## Material for this task
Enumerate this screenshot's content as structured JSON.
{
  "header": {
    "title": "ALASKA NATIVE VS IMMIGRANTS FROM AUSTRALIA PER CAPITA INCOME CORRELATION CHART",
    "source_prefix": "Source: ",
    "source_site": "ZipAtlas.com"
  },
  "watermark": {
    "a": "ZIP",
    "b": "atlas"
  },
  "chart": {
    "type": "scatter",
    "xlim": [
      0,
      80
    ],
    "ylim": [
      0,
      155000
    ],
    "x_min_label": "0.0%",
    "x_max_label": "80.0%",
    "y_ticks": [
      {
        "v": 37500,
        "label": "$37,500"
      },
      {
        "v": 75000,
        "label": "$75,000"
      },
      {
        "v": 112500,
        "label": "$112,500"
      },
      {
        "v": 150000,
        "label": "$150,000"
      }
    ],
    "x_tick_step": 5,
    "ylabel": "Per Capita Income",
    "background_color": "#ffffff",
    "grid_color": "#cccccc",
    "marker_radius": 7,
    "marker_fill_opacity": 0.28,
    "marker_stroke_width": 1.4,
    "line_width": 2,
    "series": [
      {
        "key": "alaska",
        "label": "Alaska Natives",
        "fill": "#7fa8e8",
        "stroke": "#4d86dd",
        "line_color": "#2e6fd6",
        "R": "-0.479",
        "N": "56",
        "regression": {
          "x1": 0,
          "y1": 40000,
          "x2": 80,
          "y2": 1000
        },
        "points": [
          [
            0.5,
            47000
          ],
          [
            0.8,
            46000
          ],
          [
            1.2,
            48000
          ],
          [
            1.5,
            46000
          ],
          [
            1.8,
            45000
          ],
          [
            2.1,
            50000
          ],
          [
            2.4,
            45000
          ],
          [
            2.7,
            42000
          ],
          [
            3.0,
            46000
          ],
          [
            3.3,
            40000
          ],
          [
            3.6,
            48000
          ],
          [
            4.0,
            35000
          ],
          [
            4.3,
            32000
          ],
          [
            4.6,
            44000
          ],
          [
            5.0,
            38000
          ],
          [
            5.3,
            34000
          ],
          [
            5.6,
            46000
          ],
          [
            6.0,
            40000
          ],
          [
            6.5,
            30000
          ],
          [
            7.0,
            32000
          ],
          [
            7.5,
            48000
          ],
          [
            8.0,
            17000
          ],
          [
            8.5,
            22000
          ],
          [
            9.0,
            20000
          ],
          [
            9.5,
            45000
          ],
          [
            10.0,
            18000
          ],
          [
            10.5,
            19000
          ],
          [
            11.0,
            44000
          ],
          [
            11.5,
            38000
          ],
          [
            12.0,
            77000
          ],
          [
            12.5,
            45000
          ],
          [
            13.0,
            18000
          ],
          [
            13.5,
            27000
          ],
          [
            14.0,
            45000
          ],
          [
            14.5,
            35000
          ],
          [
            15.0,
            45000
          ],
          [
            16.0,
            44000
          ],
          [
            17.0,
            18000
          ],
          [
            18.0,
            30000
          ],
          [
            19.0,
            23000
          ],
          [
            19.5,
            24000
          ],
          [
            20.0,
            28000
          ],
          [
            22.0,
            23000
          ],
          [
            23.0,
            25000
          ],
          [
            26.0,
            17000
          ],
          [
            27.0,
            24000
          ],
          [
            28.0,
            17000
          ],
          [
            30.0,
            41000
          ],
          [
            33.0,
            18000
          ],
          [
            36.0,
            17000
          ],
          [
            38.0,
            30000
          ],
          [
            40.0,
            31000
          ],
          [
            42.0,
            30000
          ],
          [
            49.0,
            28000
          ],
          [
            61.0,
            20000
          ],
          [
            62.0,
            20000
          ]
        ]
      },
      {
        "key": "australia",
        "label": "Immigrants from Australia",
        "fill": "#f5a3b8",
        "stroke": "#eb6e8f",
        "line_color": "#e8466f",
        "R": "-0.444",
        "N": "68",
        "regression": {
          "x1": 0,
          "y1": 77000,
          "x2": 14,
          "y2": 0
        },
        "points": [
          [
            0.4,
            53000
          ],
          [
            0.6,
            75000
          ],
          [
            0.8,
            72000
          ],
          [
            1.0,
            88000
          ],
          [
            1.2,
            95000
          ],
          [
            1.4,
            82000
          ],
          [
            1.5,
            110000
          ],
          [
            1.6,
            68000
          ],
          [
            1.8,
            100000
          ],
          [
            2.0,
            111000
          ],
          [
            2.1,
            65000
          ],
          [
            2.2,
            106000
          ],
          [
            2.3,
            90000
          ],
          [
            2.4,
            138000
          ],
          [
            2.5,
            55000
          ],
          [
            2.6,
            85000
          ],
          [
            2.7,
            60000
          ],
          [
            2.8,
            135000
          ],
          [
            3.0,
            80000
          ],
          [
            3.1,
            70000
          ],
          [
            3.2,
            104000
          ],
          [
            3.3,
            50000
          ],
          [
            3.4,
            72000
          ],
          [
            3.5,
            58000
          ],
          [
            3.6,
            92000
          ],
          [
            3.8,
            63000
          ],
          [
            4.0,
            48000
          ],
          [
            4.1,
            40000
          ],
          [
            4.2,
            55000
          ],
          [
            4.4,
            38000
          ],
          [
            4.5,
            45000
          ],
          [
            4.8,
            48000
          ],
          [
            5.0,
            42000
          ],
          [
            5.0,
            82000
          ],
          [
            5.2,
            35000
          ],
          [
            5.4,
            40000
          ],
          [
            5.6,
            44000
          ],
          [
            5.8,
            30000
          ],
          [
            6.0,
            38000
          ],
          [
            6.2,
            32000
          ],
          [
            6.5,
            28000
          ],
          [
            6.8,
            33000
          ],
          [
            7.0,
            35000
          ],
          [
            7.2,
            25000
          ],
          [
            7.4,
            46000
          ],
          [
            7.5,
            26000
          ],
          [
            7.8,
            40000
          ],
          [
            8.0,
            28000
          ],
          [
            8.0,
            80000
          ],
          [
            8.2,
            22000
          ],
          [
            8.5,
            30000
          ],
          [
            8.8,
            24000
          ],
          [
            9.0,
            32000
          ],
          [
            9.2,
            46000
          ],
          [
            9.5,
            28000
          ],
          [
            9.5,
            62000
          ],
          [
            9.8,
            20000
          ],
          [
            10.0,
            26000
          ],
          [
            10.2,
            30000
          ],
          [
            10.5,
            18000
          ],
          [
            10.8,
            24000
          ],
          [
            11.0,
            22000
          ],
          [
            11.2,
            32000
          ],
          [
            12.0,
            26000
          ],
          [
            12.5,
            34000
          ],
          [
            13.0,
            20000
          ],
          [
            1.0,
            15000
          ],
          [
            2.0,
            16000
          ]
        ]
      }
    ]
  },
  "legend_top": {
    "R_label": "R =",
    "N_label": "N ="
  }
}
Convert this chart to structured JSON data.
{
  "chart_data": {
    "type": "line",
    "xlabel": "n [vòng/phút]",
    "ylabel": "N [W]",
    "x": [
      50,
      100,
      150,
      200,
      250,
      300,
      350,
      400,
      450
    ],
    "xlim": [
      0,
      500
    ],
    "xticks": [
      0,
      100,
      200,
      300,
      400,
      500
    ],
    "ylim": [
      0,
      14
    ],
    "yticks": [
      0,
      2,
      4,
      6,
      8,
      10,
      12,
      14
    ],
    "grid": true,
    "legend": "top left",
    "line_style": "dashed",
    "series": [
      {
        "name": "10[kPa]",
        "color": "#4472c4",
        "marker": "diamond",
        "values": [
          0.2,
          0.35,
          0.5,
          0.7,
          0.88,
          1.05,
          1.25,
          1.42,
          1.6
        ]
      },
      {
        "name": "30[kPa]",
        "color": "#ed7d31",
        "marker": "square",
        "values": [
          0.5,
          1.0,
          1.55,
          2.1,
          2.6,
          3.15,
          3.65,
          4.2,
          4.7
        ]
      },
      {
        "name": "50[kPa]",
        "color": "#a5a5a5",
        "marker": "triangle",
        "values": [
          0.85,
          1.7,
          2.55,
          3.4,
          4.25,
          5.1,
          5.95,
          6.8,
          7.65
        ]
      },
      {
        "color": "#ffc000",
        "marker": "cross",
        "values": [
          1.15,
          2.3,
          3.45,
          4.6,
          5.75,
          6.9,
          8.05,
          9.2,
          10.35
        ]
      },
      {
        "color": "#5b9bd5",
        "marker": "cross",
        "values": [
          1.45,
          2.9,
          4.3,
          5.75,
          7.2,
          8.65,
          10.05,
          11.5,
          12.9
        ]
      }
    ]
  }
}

## Your instructions
Take every line from the data above that holds "structured" and copy it out.

## Complete answer
Enumerate this screenshot's content as structured JSON.
Convert this chart to structured JSON data.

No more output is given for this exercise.